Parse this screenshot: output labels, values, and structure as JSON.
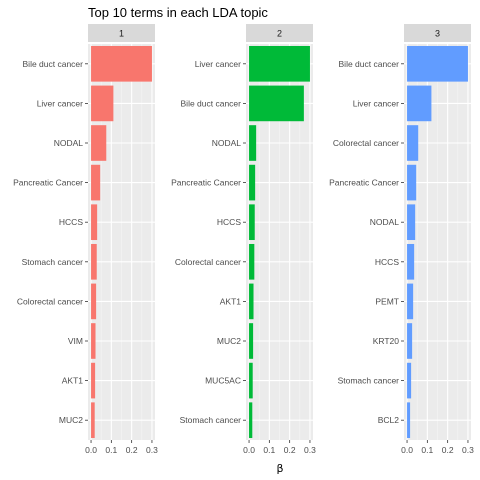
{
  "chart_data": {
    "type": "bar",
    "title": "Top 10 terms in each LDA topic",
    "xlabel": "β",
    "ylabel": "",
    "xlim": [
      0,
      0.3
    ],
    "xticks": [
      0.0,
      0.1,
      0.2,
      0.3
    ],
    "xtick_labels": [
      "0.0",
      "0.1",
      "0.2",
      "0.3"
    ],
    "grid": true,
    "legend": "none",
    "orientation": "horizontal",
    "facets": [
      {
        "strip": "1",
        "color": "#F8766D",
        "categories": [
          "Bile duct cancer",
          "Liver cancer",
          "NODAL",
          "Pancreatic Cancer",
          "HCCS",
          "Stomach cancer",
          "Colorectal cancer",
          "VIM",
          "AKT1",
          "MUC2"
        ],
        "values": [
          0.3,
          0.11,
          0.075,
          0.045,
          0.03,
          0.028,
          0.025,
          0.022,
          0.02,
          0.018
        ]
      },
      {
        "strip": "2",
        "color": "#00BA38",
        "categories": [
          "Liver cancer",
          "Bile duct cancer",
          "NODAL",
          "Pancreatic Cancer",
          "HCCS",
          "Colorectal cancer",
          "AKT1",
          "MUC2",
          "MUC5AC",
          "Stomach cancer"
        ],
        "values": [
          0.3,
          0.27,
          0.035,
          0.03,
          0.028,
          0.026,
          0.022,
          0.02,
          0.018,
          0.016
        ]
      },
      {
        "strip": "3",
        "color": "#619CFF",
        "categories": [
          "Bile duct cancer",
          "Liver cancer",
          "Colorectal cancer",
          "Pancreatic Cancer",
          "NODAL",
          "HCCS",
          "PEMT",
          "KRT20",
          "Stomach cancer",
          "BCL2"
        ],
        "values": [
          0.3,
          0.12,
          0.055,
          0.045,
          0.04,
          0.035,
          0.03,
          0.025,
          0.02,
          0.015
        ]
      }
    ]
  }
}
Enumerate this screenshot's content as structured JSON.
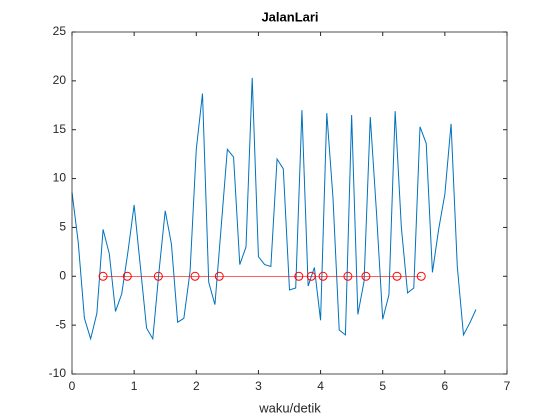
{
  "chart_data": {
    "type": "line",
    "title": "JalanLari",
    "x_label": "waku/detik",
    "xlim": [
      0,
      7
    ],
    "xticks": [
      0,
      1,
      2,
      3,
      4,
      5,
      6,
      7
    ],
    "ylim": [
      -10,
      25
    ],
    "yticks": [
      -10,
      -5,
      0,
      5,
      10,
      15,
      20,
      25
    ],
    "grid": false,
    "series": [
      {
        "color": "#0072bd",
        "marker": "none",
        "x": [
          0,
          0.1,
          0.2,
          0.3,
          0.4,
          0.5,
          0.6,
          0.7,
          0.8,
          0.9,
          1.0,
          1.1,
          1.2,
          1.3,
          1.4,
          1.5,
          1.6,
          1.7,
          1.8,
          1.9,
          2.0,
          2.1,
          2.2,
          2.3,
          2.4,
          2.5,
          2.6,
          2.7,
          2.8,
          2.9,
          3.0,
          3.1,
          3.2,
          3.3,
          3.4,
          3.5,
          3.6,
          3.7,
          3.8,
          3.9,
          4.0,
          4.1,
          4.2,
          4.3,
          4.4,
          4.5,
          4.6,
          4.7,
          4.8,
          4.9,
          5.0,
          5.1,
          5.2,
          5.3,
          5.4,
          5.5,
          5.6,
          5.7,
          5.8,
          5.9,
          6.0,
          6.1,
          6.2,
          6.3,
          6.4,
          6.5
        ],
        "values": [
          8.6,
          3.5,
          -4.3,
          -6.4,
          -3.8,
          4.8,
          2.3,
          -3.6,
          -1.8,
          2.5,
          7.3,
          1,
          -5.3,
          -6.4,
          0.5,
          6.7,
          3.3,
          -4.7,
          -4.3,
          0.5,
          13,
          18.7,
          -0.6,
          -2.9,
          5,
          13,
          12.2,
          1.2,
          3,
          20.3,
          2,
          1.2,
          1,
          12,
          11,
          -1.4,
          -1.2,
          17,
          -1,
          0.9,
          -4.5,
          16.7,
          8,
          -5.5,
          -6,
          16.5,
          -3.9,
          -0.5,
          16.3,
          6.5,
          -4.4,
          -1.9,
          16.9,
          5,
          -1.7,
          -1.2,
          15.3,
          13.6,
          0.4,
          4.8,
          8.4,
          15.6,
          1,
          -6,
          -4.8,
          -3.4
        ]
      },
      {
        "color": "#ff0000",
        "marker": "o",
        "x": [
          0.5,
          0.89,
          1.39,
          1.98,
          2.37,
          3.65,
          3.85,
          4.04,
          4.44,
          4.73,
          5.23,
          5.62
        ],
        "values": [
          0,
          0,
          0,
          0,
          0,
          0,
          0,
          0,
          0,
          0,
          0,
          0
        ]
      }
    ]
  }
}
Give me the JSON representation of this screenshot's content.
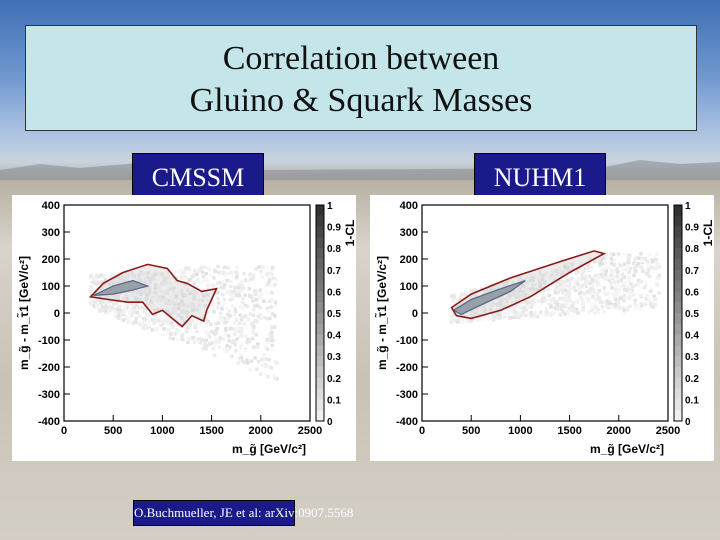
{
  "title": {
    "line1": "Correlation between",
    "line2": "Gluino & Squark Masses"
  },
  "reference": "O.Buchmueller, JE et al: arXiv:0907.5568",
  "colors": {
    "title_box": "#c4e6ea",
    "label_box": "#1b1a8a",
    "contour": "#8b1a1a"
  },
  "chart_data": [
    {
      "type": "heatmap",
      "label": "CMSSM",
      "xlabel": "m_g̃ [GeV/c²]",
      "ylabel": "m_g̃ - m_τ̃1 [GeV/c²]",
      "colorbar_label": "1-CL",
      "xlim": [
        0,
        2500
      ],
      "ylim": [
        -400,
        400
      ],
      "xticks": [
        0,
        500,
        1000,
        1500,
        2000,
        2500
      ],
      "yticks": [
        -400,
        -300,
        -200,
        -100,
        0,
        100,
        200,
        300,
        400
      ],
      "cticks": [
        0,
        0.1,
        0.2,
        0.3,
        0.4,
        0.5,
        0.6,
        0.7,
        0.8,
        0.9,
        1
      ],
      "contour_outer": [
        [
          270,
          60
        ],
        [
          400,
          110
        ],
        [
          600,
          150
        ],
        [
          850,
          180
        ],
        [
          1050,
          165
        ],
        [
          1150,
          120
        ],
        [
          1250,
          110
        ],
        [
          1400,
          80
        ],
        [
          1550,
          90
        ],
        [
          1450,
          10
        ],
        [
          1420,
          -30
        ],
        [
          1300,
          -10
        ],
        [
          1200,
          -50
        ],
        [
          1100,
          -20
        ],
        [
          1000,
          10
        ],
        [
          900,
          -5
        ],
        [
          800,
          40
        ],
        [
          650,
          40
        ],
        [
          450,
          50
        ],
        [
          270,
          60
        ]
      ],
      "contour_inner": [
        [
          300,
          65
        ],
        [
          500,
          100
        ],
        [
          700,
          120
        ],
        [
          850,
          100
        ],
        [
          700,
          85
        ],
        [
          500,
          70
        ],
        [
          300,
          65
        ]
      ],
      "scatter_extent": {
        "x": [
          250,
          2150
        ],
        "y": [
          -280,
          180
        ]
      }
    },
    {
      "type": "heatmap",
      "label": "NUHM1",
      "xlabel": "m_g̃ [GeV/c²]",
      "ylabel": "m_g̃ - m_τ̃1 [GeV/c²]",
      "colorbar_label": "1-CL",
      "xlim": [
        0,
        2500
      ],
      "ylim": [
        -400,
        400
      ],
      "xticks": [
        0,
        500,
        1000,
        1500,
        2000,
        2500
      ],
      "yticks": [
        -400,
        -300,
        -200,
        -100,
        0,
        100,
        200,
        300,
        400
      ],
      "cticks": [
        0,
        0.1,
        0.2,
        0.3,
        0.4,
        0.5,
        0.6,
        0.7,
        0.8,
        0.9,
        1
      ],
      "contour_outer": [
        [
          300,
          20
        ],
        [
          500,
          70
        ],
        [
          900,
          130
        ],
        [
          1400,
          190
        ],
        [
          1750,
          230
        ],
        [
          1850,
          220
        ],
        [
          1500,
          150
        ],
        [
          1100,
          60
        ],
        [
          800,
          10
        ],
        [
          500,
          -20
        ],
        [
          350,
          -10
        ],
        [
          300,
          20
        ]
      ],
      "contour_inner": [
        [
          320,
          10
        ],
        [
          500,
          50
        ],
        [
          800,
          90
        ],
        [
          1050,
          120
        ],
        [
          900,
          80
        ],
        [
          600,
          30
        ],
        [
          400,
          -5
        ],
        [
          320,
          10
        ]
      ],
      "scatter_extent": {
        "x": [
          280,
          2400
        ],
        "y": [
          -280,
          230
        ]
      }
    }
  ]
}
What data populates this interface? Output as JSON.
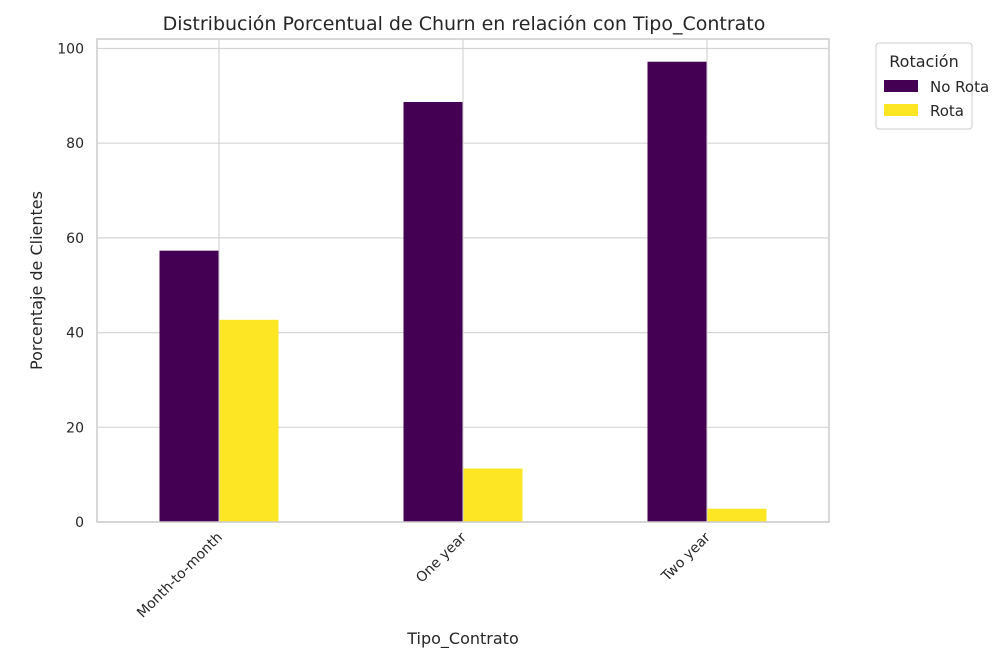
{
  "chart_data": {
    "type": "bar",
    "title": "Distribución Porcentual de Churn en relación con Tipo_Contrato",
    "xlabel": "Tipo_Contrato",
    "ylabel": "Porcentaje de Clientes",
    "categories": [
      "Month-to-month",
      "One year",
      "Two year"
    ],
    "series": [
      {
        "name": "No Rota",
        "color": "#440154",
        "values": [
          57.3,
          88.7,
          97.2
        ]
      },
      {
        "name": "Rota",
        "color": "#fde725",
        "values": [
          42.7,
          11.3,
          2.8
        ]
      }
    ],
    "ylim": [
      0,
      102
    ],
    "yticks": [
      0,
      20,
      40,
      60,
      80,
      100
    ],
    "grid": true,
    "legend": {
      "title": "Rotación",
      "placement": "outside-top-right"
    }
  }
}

====================

Directions -
Reproduce verbatim every line starting at the line that holds "What data populates" and ending with the final line of the data; omit the pictures.

Finished exercise -
What data populates this interface? Output as JSON.
{
  "chart_data": {
    "type": "bar",
    "title": "Distribución Porcentual de Churn en relación con Tipo_Contrato",
    "xlabel": "Tipo_Contrato",
    "ylabel": "Porcentaje de Clientes",
    "categories": [
      "Month-to-month",
      "One year",
      "Two year"
    ],
    "series": [
      {
        "name": "No Rota",
        "color": "#440154",
        "values": [
          57.3,
          88.7,
          97.2
        ]
      },
      {
        "name": "Rota",
        "color": "#fde725",
        "values": [
          42.7,
          11.3,
          2.8
        ]
      }
    ],
    "ylim": [
      0,
      102
    ],
    "yticks": [
      0,
      20,
      40,
      60,
      80,
      100
    ],
    "grid": true,
    "legend": {
      "title": "Rotación",
      "placement": "outside-top-right"
    }
  }
}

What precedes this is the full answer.